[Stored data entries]
--------

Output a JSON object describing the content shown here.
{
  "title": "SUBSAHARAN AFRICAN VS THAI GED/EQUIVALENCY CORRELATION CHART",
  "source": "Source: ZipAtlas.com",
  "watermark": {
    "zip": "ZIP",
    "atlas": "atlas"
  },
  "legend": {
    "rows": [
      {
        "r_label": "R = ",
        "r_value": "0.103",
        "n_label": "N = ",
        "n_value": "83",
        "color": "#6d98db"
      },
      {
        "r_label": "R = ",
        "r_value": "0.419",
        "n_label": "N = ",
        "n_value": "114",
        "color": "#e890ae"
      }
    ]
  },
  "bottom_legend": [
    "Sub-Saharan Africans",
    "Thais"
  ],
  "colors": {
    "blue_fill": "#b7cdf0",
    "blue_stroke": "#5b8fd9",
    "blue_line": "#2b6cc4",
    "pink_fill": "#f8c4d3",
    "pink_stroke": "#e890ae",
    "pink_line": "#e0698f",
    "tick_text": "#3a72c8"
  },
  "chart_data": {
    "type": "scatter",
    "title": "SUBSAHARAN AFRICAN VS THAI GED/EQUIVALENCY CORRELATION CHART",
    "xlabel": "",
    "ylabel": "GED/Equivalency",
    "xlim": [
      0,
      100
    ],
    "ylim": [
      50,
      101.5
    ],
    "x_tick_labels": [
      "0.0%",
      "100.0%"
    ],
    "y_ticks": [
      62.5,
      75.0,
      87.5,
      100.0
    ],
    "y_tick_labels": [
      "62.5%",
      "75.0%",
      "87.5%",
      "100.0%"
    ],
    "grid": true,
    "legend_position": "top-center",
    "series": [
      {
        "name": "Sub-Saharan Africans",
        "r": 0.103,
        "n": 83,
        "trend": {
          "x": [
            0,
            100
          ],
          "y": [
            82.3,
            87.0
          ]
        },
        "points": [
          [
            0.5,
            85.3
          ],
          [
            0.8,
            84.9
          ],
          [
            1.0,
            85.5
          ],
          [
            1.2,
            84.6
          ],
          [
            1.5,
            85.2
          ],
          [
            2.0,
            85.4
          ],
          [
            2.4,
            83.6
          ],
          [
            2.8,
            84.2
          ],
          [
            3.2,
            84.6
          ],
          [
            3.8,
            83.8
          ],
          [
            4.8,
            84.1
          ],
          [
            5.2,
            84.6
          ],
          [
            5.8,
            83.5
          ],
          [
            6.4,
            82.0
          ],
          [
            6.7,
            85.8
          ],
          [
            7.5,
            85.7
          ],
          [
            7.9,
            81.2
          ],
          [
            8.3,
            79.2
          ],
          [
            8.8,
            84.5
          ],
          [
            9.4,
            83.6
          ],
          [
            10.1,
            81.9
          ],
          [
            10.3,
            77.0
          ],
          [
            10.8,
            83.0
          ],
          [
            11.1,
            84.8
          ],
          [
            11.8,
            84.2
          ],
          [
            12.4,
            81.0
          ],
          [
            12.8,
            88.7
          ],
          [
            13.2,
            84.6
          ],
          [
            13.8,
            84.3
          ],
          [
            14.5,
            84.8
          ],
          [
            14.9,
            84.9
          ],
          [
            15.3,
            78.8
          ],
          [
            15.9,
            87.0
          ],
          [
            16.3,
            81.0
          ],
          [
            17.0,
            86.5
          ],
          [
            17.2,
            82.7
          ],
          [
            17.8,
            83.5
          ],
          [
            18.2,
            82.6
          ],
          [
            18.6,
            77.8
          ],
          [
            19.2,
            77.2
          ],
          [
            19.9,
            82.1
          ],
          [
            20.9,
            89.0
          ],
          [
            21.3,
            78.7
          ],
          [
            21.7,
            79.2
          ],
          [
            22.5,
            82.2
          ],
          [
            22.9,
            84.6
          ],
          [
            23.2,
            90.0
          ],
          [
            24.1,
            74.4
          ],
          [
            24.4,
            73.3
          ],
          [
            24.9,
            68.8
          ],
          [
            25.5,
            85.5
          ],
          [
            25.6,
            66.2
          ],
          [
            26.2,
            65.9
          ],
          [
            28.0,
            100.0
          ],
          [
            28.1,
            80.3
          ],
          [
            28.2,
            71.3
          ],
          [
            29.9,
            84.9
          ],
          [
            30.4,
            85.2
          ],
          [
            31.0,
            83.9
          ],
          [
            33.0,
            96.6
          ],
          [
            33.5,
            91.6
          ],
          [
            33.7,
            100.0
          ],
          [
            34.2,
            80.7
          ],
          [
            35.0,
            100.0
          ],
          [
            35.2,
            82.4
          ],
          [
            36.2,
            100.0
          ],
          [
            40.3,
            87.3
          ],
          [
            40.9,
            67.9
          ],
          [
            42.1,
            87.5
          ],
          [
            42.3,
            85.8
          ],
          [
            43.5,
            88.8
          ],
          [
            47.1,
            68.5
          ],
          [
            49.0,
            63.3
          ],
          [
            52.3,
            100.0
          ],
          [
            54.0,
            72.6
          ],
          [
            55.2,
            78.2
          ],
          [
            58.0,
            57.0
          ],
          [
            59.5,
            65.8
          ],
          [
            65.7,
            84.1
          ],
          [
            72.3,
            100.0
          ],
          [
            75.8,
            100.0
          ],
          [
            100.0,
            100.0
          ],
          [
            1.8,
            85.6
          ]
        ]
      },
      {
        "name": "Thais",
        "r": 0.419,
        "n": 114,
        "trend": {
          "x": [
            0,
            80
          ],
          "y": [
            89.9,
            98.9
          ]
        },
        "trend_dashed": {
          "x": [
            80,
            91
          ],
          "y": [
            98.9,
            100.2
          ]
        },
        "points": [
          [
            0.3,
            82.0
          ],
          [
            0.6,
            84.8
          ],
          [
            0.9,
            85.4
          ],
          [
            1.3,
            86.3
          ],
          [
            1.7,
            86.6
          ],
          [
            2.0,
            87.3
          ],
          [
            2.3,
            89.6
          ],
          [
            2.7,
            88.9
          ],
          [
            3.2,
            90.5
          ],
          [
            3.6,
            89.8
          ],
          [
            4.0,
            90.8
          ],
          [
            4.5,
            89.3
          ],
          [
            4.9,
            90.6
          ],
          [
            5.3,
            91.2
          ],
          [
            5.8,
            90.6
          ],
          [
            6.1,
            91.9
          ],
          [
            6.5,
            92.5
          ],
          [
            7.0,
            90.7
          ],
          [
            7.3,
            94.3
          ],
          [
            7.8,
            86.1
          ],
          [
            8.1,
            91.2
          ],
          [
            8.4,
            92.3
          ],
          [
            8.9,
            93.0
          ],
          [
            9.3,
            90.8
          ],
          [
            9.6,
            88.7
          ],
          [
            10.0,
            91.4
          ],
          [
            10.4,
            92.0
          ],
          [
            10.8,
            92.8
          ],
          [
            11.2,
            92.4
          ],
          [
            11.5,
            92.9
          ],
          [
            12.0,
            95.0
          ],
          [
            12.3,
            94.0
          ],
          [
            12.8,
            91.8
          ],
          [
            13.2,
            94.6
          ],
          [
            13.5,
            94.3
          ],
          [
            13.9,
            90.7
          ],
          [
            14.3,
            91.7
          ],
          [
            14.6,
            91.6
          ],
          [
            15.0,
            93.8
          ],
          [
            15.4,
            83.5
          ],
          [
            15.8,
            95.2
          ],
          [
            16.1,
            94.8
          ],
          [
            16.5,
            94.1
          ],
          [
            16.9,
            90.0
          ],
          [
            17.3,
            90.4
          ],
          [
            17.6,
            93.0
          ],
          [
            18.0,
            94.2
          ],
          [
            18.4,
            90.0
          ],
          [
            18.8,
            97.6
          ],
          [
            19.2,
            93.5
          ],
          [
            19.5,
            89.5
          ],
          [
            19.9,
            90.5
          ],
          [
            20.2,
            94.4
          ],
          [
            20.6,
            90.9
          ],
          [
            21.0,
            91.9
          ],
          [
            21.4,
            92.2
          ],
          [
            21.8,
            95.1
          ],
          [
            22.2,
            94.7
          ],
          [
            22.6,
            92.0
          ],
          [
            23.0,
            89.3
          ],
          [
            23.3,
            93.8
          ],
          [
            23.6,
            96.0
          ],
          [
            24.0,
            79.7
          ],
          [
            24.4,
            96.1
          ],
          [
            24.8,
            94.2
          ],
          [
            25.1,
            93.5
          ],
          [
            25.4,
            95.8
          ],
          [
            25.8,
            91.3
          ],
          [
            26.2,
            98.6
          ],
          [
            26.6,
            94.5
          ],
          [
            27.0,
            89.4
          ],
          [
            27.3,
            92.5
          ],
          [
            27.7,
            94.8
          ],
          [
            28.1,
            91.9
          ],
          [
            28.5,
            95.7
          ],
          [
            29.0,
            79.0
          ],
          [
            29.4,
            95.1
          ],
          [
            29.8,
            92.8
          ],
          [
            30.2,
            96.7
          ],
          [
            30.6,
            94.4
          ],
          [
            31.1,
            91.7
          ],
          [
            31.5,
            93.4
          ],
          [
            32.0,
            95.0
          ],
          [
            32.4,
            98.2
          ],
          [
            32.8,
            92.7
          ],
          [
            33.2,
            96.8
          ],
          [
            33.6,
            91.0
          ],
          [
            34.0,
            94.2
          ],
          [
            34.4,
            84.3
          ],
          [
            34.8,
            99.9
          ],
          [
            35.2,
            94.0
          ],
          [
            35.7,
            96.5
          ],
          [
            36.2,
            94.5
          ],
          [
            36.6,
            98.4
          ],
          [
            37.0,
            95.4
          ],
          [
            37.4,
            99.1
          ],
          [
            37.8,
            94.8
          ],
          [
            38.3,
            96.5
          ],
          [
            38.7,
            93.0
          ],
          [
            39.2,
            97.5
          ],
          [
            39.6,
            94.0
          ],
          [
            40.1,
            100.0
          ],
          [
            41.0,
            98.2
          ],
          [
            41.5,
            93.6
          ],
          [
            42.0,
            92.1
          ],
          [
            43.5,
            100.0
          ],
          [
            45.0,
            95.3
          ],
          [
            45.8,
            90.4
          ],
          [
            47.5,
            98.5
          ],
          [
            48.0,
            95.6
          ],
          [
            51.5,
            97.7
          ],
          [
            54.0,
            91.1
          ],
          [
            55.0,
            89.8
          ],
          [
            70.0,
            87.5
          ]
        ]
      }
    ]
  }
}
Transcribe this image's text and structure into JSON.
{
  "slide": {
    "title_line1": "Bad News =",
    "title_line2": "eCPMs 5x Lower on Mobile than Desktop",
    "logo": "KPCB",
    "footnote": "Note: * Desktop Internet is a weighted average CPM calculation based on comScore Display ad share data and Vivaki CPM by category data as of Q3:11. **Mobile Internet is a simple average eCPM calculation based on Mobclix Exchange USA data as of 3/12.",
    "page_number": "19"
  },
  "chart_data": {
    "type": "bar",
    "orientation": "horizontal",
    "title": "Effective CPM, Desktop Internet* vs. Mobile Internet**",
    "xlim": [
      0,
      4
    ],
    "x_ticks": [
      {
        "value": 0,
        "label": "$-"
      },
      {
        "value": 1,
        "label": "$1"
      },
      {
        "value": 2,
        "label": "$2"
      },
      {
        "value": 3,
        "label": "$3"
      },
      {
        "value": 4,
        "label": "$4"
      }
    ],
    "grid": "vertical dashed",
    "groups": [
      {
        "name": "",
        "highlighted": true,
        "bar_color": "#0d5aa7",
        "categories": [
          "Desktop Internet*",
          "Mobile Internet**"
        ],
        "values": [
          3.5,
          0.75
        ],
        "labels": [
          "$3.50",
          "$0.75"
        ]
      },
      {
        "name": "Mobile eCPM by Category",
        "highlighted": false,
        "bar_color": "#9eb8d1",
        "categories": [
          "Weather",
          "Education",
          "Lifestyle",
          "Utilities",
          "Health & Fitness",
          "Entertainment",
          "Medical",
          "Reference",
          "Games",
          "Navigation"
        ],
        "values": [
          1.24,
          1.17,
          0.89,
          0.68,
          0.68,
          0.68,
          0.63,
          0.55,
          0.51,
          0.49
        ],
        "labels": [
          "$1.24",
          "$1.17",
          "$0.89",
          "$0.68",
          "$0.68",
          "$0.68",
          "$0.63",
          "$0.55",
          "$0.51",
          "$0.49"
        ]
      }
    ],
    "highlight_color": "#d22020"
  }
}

--------

DO THIS
Copy all lines from the entries that contain the word "highlighted".

SOLUTION BELOW
        "highlighted": true,
        "highlighted": false,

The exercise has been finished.